Source records |
** Begin **
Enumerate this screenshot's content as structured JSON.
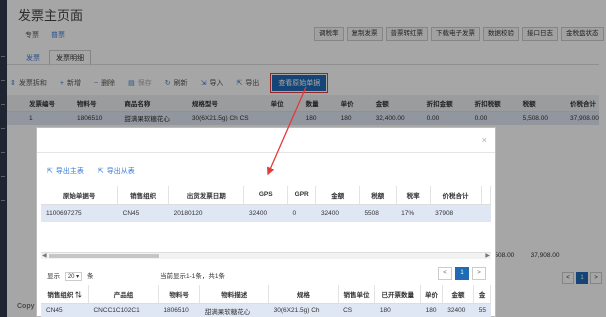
{
  "page": {
    "title": "发票主页面",
    "top_tabs": [
      "专票",
      "普票"
    ],
    "actions": [
      "调税率",
      "复制发票",
      "普票转红票",
      "下载电子发票",
      "数据校验",
      "接口日志",
      "金税盘状态"
    ],
    "sub_tabs": [
      "发票",
      "发票明细"
    ],
    "toolbar": {
      "split": "发票拆和",
      "add": "新增",
      "delete": "删除",
      "save": "保存",
      "refresh": "刷新",
      "import": "导入",
      "export": "导出",
      "view_source": "查看原始单据"
    },
    "grid": {
      "columns": [
        "发票编号",
        "物料号",
        "商品名称",
        "规格型号",
        "单位",
        "数量",
        "单价",
        "金额",
        "折扣金额",
        "折扣税额",
        "税额",
        "价税合计"
      ],
      "row": [
        "1",
        "1806510",
        "甜满果软糖花心",
        "30(6X21.5g) Ch",
        "CS",
        "180",
        "180",
        "32,400.00",
        "0.00",
        "0.00",
        "5,508.00",
        "37,908.00"
      ]
    },
    "footer_totals": [
      "5,508.00",
      "37,908.00"
    ],
    "pager": {
      "prev": "<",
      "current": "1",
      "next": ">"
    },
    "copyright": "Copy"
  },
  "modal": {
    "close": "×",
    "toolbar": {
      "export_main": "导出主表",
      "export_detail": "导出从表"
    },
    "main_table": {
      "columns": [
        "原始单据号",
        "销售组织",
        "出货发票日期",
        "GPS",
        "GPR",
        "金额",
        "税额",
        "税率",
        "价税合计"
      ],
      "row": [
        "1100697275",
        "CN45",
        "20180120",
        "32400",
        "0",
        "32400",
        "5508",
        "17%",
        "37908"
      ]
    },
    "pagination": {
      "show": "显示",
      "page_size": "20",
      "unit": "条",
      "summary": "当前显示1-1条，共1条",
      "prev": "<",
      "current": "1",
      "next": ">"
    },
    "detail_table": {
      "columns": [
        "销售组织",
        "产品组",
        "物料号",
        "物料描述",
        "规格",
        "销售单位",
        "已开票数量",
        "单价",
        "金额",
        "金"
      ],
      "row": [
        "CN45",
        "CNCC1C102C1",
        "1806510",
        "甜满果软糖花心",
        "30(6X21.5g) Ch",
        "CS",
        "180",
        "180",
        "32400",
        "55"
      ]
    }
  },
  "colors": {
    "primary": "#1f6bb5",
    "highlight": "#e23b3b",
    "row_selected": "#dfe7f5"
  }
}
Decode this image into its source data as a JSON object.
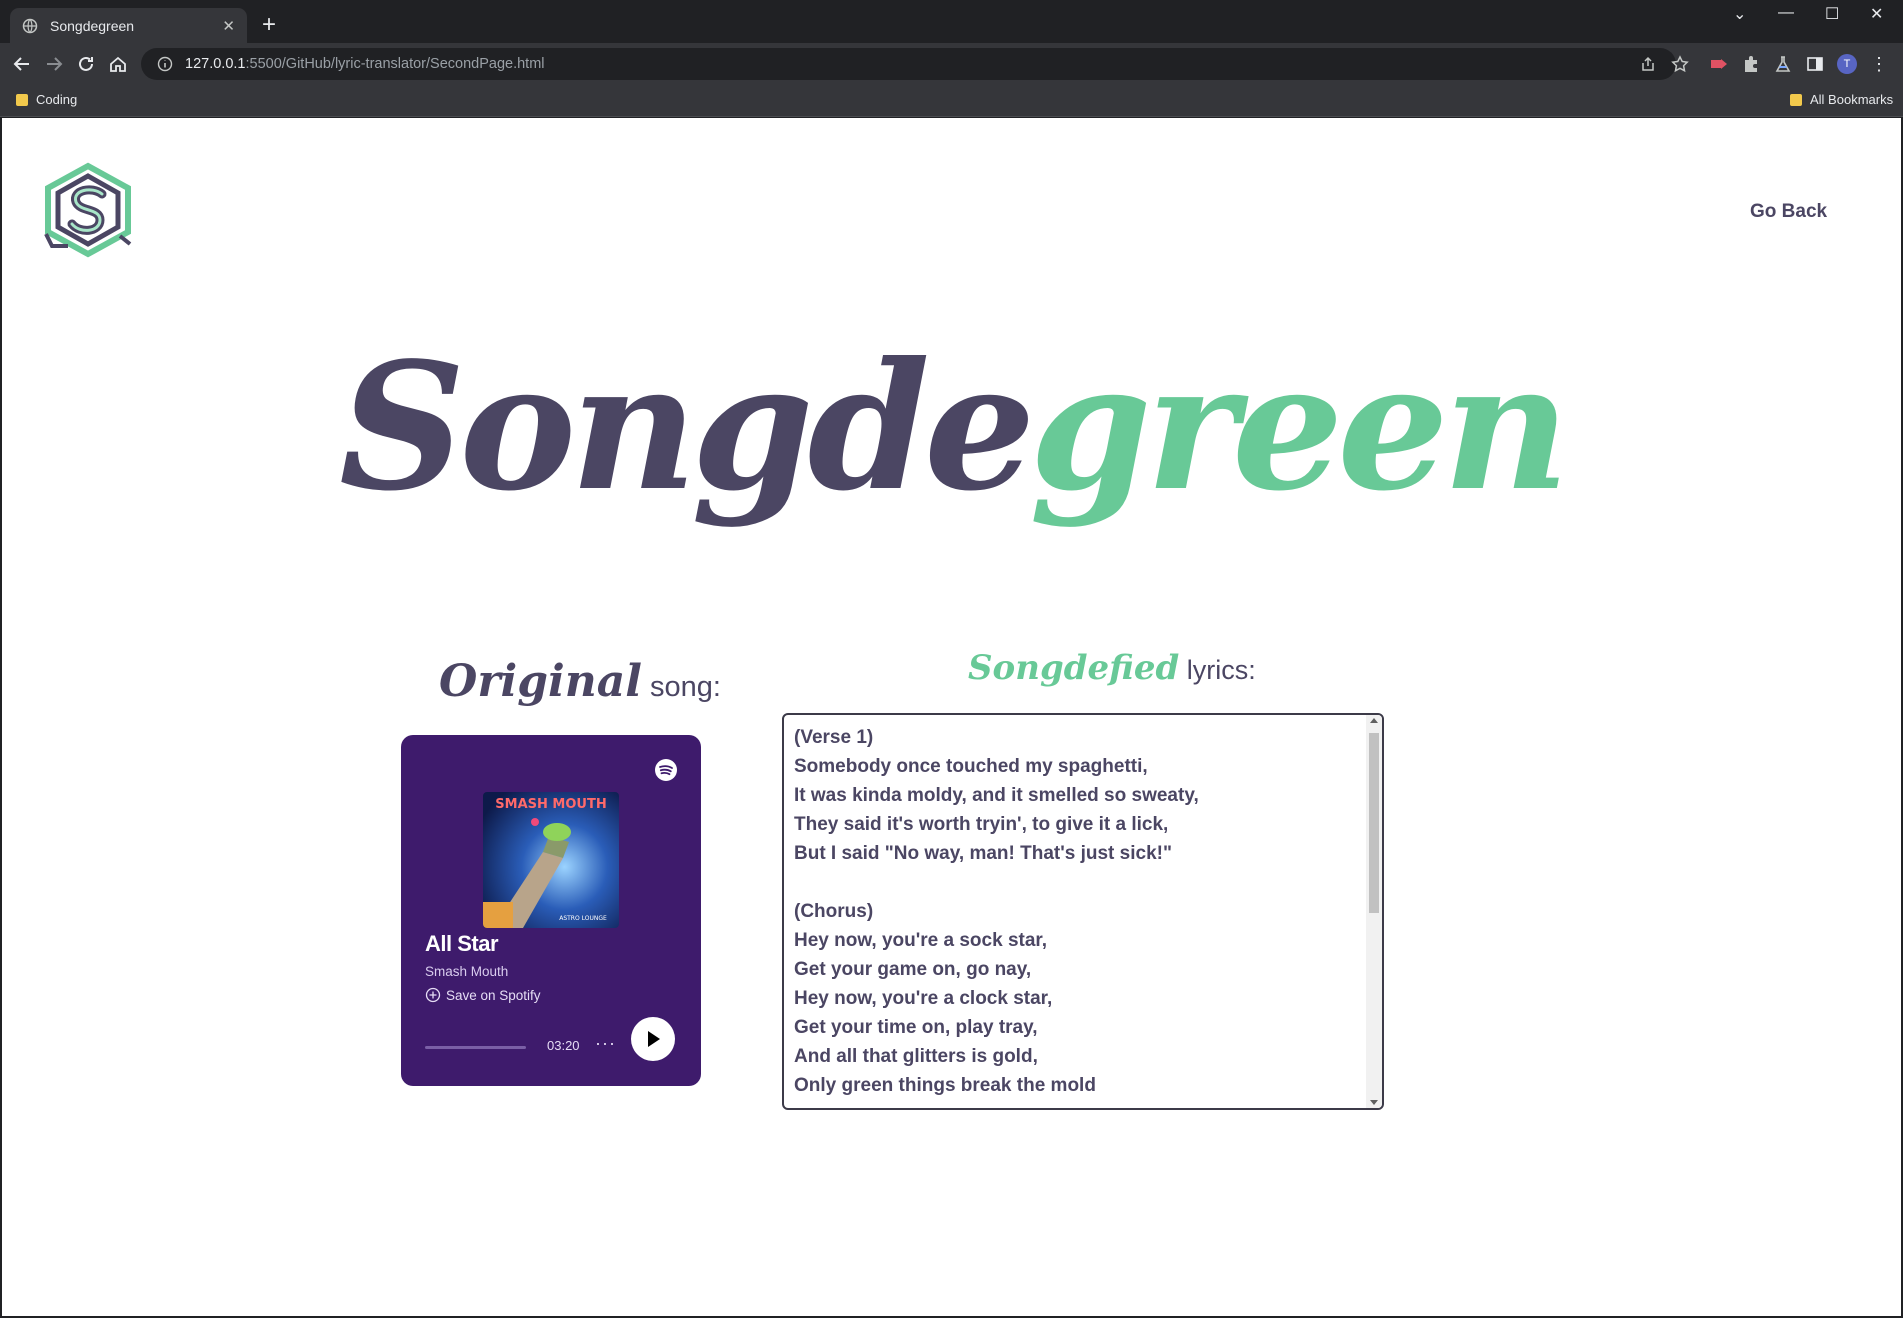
** End **
Instruction | Pictures stay out; reproduce every line of the records exactly.

Answer in full |
Enumerate this screenshot's content as structured JSON.
{
  "page": {
    "title": "发票主页面",
    "top_tabs": [
      "专票",
      "普票"
    ],
    "actions": [
      "调税率",
      "复制发票",
      "普票转红票",
      "下载电子发票",
      "数据校验",
      "接口日志",
      "金税盘状态"
    ],
    "sub_tabs": [
      "发票",
      "发票明细"
    ],
    "toolbar": {
      "split": "发票拆和",
      "add": "新增",
      "delete": "删除",
      "save": "保存",
      "refresh": "刷新",
      "import": "导入",
      "export": "导出",
      "view_source": "查看原始单据"
    },
    "grid": {
      "columns": [
        "发票编号",
        "物料号",
        "商品名称",
        "规格型号",
        "单位",
        "数量",
        "单价",
        "金额",
        "折扣金额",
        "折扣税额",
        "税额",
        "价税合计"
      ],
      "row": [
        "1",
        "1806510",
        "甜满果软糖花心",
        "30(6X21.5g) Ch",
        "CS",
        "180",
        "180",
        "32,400.00",
        "0.00",
        "0.00",
        "5,508.00",
        "37,908.00"
      ]
    },
    "footer_totals": [
      "5,508.00",
      "37,908.00"
    ],
    "pager": {
      "prev": "<",
      "current": "1",
      "next": ">"
    },
    "copyright": "Copy"
  },
  "modal": {
    "close": "×",
    "toolbar": {
      "export_main": "导出主表",
      "export_detail": "导出从表"
    },
    "main_table": {
      "columns": [
        "原始单据号",
        "销售组织",
        "出货发票日期",
        "GPS",
        "GPR",
        "金额",
        "税额",
        "税率",
        "价税合计"
      ],
      "row": [
        "1100697275",
        "CN45",
        "20180120",
        "32400",
        "0",
        "32400",
        "5508",
        "17%",
        "37908"
      ]
    },
    "pagination": {
      "show": "显示",
      "page_size": "20",
      "unit": "条",
      "summary": "当前显示1-1条，共1条",
      "prev": "<",
      "current": "1",
      "next": ">"
    },
    "detail_table": {
      "columns": [
        "销售组织",
        "产品组",
        "物料号",
        "物料描述",
        "规格",
        "销售单位",
        "已开票数量",
        "单价",
        "金额",
        "金"
      ],
      "row": [
        "CN45",
        "CNCC1C102C1",
        "1806510",
        "甜满果软糖花心",
        "30(6X21.5g) Ch",
        "CS",
        "180",
        "180",
        "32400",
        "55"
      ]
    }
  },
  "colors": {
    "primary": "#1f6bb5",
    "highlight": "#e23b3b",
    "row_selected": "#dfe7f5"
  }
}
Decode this image into its source data as a JSON object.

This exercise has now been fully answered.